_EXTRAIT À LIRE_.

La bourse et les attentats ou l'effet de plasticité

17 11 2015 - 3 commentaires
ProRealTime

Comment réagit la bourse face aux attentats de Londres, Paris ou Madrid ? Comment se comporter face à ce risque sur les marchés financiers ?

Les bourses européennes ont clôturé sur une note stable ou légèrement positive après la première journée de cotation post attentat à Paris.

Le rebond après les attentats

Comme je l'indiquais hier en direct à 8h30 et à neuf heures dans TV finance, il n'y avait de fortes chances que les gaps baissiers de - 3 % allaient être comblés, ce qui fut le cas pour tous les indices européens. Je vais revenir un peu plus en détail sur cette « analyse » qui n'a rien d'un hasard. La bourse est psychologique avant tout, les mêmes effets produisent bien souvent les mêmes réactions.

Lors des attentats du 11 septembre, j'étais en train de trader les marchés. Lors du premier avion qui s'écrase sur l'une des tours, les marchés n'ont pas réagi. Lors du second avion qui s'écrase sur l'autre tour du World Trade Center, les marchés financiers ont mis plusieurs minutes avant de réagir à la baisse. Nous étions tous sur CNN, hébétés, frappés de stupeur, ce fut un choc, une sidération au sens psychanalytique. La réalité dépassant la fiction, il nous a fallu quelque temps pour surmonter cette stupeur. Le "rebond" après un événement traumatisant est un classique, on retrouve dans la dépression le même phénomène.

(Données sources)

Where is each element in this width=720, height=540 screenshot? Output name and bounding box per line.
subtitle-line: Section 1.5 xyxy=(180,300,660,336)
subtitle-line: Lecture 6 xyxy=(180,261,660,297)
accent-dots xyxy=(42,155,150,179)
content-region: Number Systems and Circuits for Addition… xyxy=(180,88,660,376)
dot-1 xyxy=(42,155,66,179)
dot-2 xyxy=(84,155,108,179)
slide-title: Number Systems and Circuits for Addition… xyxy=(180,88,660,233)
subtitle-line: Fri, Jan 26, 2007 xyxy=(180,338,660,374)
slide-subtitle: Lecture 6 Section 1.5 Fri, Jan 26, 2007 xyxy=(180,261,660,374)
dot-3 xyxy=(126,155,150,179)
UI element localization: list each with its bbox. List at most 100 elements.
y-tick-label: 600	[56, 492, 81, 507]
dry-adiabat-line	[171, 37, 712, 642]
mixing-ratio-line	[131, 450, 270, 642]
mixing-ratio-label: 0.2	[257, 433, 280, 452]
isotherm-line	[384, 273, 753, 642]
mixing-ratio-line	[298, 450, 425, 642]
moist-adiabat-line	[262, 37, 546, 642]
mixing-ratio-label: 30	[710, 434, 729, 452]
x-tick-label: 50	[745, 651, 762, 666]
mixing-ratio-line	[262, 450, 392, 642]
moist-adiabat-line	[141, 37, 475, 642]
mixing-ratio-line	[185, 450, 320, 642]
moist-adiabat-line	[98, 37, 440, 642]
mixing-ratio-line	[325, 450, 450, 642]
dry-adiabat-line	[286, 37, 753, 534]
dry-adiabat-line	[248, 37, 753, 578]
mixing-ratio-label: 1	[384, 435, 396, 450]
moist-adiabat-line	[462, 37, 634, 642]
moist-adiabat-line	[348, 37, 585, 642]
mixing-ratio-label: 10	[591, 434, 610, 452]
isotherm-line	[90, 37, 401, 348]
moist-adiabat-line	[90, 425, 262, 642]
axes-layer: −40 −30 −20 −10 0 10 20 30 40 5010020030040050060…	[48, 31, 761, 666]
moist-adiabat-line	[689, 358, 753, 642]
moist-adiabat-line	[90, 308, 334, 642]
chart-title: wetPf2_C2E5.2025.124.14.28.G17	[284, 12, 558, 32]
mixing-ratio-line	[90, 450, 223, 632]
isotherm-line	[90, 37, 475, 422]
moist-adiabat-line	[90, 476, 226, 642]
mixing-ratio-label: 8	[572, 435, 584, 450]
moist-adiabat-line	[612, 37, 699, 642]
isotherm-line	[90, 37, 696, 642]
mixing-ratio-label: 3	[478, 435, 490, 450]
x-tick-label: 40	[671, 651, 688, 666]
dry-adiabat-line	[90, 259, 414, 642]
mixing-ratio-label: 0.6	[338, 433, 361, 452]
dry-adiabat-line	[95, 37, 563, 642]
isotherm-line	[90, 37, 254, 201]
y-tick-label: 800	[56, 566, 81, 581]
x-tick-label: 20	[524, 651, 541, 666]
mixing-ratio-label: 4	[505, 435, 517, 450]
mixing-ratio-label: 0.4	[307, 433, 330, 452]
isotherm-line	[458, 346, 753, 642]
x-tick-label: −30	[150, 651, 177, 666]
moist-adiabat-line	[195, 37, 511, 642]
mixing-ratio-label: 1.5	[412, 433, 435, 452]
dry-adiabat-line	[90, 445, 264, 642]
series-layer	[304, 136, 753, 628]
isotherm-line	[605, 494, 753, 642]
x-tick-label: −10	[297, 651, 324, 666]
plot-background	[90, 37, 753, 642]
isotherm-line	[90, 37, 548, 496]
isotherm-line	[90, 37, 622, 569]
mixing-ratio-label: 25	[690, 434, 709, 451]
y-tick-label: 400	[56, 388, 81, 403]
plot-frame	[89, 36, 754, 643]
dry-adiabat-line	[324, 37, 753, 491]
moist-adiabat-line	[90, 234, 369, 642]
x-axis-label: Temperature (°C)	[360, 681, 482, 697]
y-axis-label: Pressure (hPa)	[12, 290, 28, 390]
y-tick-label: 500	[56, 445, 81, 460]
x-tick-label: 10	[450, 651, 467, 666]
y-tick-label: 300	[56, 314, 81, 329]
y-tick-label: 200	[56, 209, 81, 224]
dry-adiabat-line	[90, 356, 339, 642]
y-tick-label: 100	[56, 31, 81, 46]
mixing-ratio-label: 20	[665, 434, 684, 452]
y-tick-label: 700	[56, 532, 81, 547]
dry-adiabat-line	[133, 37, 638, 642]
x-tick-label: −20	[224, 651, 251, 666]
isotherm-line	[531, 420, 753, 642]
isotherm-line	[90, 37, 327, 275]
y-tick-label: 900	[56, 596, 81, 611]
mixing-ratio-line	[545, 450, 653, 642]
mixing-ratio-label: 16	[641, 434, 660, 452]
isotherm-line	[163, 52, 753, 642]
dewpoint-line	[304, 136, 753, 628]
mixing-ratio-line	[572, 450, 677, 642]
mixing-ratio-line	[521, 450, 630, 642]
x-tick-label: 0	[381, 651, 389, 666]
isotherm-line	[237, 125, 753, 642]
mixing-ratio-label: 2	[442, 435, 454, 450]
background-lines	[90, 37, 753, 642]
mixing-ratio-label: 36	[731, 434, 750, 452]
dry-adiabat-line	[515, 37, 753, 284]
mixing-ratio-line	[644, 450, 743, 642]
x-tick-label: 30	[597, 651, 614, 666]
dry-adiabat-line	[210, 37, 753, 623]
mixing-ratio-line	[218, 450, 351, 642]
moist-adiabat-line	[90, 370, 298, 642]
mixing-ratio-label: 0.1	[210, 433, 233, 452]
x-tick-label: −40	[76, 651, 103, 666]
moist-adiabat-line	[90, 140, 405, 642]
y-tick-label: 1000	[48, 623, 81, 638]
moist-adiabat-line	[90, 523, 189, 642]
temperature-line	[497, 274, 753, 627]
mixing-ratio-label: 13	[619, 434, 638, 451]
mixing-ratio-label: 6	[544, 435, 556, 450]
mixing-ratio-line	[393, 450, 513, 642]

_CONSIGNE DE TRAVAIL_. Reproduisez fidèlement le passage du texte sur la bourse et les attentats qui s'ouvre sur les mots contenant « Les bourses européennes » et se referme sur « les mêmes réactions. ».

_CORRIGÉ_.
Les bourses européennes ont clôturé sur une note stable ou légèrement positive après la première journée de cotation post attentat à Paris.

Le rebond après les attentats

Comme je l'indiquais hier en direct à 8h30 et à neuf heures dans TV finance, il n'y avait de fortes chances que les gaps baissiers de - 3 % allaient être comblés, ce qui fut le cas pour tous les indices européens. Je vais revenir un peu plus en détail sur cette « analyse » qui n'a rien d'un hasard. La bourse est psychologique avant tout, les mêmes effets produisent bien souvent les mêmes réactions.